Provided data:
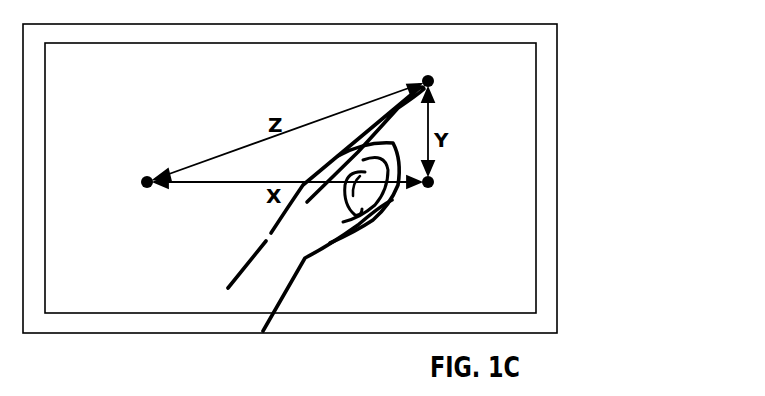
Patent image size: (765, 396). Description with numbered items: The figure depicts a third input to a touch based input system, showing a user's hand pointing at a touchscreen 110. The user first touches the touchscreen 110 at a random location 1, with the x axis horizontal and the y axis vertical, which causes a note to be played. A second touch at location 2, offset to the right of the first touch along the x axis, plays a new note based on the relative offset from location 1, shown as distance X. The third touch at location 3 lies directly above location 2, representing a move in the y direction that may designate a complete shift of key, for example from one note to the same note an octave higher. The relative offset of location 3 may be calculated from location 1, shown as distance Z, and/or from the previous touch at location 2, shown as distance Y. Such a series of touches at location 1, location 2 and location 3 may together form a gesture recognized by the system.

The touchscreen 110 is at (507, 167).
The location 1 is at (148, 194).
The location 2 is at (428, 194).
The location 3 is at (428, 69).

Objective:
Copy the records above word for word, leaving out the pictures.

Exercise result:
Patent image size: (765, 396). Description with numbered items: The figure depicts a third input to a touch based input system, showing a user's hand pointing at a touchscreen 110. The user first touches the touchscreen 110 at a random location 1, with the x axis horizontal and the y axis vertical, which causes a note to be played. A second touch at location 2, offset to the right of the first touch along the x axis, plays a new note based on the relative offset from location 1, shown as distance X. The third touch at location 3 lies directly above location 2, representing a move in the y direction that may designate a complete shift of key, for example from one note to the same note an octave higher. The relative offset of location 3 may be calculated from location 1, shown as distance Z, and/or from the previous touch at location 2, shown as distance Y. Such a series of touches at location 1, location 2 and location 3 may together form a gesture recognized by the system.

The touchscreen 110 is at (507, 167).
The location 1 is at (148, 194).
The location 2 is at (428, 194).
The location 3 is at (428, 69).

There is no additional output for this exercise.